Objective: Output the full material exactly as it appears here.

Working data:

====

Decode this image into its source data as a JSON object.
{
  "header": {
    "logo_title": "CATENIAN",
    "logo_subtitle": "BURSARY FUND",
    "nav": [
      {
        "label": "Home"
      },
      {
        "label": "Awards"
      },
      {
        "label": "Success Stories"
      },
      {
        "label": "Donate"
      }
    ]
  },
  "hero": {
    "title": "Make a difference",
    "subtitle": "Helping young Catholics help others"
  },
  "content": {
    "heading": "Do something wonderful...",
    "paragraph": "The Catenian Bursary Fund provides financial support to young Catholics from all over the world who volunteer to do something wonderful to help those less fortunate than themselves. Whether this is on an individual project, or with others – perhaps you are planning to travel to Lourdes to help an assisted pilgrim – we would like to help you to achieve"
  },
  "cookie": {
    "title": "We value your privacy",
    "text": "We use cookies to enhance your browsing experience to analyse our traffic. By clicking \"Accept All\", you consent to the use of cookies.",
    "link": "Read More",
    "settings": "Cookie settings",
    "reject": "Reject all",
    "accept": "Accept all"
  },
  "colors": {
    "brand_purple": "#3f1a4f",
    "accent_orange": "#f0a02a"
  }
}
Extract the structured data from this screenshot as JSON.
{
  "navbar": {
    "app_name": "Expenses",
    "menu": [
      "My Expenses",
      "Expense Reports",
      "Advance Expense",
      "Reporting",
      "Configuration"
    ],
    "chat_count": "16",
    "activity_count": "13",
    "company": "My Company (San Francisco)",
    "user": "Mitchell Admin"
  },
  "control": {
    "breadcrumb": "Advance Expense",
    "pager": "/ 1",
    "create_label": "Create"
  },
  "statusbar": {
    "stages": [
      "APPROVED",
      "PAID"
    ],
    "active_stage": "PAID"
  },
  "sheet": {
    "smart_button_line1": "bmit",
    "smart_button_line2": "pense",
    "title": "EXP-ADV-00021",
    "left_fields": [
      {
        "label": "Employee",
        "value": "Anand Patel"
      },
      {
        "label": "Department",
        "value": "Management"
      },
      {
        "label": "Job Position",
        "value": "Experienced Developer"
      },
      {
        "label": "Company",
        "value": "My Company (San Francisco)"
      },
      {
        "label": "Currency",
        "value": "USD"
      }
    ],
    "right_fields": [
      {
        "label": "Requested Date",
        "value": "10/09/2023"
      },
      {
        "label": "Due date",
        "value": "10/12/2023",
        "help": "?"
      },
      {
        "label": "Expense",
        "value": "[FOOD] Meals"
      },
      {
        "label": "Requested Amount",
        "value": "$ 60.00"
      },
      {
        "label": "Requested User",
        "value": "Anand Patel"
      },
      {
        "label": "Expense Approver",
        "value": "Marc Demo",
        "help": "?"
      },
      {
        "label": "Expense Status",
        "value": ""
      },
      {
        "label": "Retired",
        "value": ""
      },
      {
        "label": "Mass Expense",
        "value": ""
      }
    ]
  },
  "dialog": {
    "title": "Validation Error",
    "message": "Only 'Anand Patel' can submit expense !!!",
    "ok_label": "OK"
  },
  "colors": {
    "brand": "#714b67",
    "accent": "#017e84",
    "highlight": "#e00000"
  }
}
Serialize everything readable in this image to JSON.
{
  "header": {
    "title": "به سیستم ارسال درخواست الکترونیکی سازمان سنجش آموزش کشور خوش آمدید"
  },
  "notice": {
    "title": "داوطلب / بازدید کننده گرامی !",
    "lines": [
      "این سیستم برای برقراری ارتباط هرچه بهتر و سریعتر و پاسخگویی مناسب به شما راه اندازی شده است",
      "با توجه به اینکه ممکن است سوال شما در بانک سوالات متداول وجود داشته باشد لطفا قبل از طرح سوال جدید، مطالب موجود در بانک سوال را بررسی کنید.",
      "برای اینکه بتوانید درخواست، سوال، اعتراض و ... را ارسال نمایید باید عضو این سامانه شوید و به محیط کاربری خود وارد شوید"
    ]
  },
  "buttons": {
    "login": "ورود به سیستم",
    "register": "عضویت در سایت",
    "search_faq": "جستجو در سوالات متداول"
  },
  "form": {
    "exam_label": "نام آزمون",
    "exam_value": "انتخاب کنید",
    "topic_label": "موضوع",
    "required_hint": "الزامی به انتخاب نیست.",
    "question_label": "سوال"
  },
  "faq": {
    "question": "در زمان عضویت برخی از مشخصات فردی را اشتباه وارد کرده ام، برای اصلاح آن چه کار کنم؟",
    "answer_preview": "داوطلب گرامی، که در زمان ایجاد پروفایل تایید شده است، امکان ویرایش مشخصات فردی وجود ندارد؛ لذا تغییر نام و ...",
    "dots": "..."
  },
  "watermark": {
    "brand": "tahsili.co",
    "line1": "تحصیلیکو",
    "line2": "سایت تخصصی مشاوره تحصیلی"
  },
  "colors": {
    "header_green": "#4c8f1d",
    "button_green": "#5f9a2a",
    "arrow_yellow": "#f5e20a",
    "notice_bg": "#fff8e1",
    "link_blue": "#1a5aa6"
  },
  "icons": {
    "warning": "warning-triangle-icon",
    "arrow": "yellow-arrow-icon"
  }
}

====

Result:
Decode this image into its source data as a JSON object.
{
  "header": {
    "logo_title": "CATENIAN",
    "logo_subtitle": "BURSARY FUND",
    "nav": [
      {
        "label": "Home"
      },
      {
        "label": "Awards"
      },
      {
        "label": "Success Stories"
      },
      {
        "label": "Donate"
      }
    ]
  },
  "hero": {
    "title": "Make a difference",
    "subtitle": "Helping young Catholics help others"
  },
  "content": {
    "heading": "Do something wonderful...",
    "paragraph": "The Catenian Bursary Fund provides financial support to young Catholics from all over the world who volunteer to do something wonderful to help those less fortunate than themselves. Whether this is on an individual project, or with others – perhaps you are planning to travel to Lourdes to help an assisted pilgrim – we would like to help you to achieve"
  },
  "cookie": {
    "title": "We value your privacy",
    "text": "We use cookies to enhance your browsing experience to analyse our traffic. By clicking \"Accept All\", you consent to the use of cookies.",
    "link": "Read More",
    "settings": "Cookie settings",
    "reject": "Reject all",
    "accept": "Accept all"
  },
  "colors": {
    "brand_purple": "#3f1a4f",
    "accent_orange": "#f0a02a"
  }
}
Extract the structured data from this screenshot as JSON.
{
  "navbar": {
    "app_name": "Expenses",
    "menu": [
      "My Expenses",
      "Expense Reports",
      "Advance Expense",
      "Reporting",
      "Configuration"
    ],
    "chat_count": "16",
    "activity_count": "13",
    "company": "My Company (San Francisco)",
    "user": "Mitchell Admin"
  },
  "control": {
    "breadcrumb": "Advance Expense",
    "pager": "/ 1",
    "create_label": "Create"
  },
  "statusbar": {
    "stages": [
      "APPROVED",
      "PAID"
    ],
    "active_stage": "PAID"
  },
  "sheet": {
    "smart_button_line1": "bmit",
    "smart_button_line2": "pense",
    "title": "EXP-ADV-00021",
    "left_fields": [
      {
        "label": "Employee",
        "value": "Anand Patel"
      },
      {
        "label": "Department",
        "value": "Management"
      },
      {
        "label": "Job Position",
        "value": "Experienced Developer"
      },
      {
        "label": "Company",
        "value": "My Company (San Francisco)"
      },
      {
        "label": "Currency",
        "value": "USD"
      }
    ],
    "right_fields": [
      {
        "label": "Requested Date",
        "value": "10/09/2023"
      },
      {
        "label": "Due date",
        "value": "10/12/2023",
        "help": "?"
      },
      {
        "label": "Expense",
        "value": "[FOOD] Meals"
      },
      {
        "label": "Requested Amount",
        "value": "$ 60.00"
      },
      {
        "label": "Requested User",
        "value": "Anand Patel"
      },
      {
        "label": "Expense Approver",
        "value": "Marc Demo",
        "help": "?"
      },
      {
        "label": "Expense Status",
        "value": ""
      },
      {
        "label": "Retired",
        "value": ""
      },
      {
        "label": "Mass Expense",
        "value": ""
      }
    ]
  },
  "dialog": {
    "title": "Validation Error",
    "message": "Only 'Anand Patel' can submit expense !!!",
    "ok_label": "OK"
  },
  "colors": {
    "brand": "#714b67",
    "accent": "#017e84",
    "highlight": "#e00000"
  }
}
Serialize everything readable in this image to JSON.
{
  "header": {
    "title": "به سیستم ارسال درخواست الکترونیکی سازمان سنجش آموزش کشور خوش آمدید"
  },
  "notice": {
    "title": "داوطلب / بازدید کننده گرامی !",
    "lines": [
      "این سیستم برای برقراری ارتباط هرچه بهتر و سریعتر و پاسخگویی مناسب به شما راه اندازی شده است",
      "با توجه به اینکه ممکن است سوال شما در بانک سوالات متداول وجود داشته باشد لطفا قبل از طرح سوال جدید، مطالب موجود در بانک سوال را بررسی کنید.",
      "برای اینکه بتوانید درخواست، سوال، اعتراض و ... را ارسال نمایید باید عضو این سامانه شوید و به محیط کاربری خود وارد شوید"
    ]
  },
  "buttons": {
    "login": "ورود به سیستم",
    "register": "عضویت در سایت",
    "search_faq": "جستجو در سوالات متداول"
  },
  "form": {
    "exam_label": "نام آزمون",
    "exam_value": "انتخاب کنید",
    "topic_label": "موضوع",
    "required_hint": "الزامی به انتخاب نیست.",
    "question_label": "سوال"
  },
  "faq": {
    "question": "در زمان عضویت برخی از مشخصات فردی را اشتباه وارد کرده ام، برای اصلاح آن چه کار کنم؟",
    "answer_preview": "داوطلب گرامی، که در زمان ایجاد پروفایل تایید شده است، امکان ویرایش مشخصات فردی وجود ندارد؛ لذا تغییر نام و ...",
    "dots": "..."
  },
  "watermark": {
    "brand": "tahsili.co",
    "line1": "تحصیلیکو",
    "line2": "سایت تخصصی مشاوره تحصیلی"
  },
  "colors": {
    "header_green": "#4c8f1d",
    "button_green": "#5f9a2a",
    "arrow_yellow": "#f5e20a",
    "notice_bg": "#fff8e1",
    "link_blue": "#1a5aa6"
  },
  "icons": {
    "warning": "warning-triangle-icon",
    "arrow": "yellow-arrow-icon"
  }
}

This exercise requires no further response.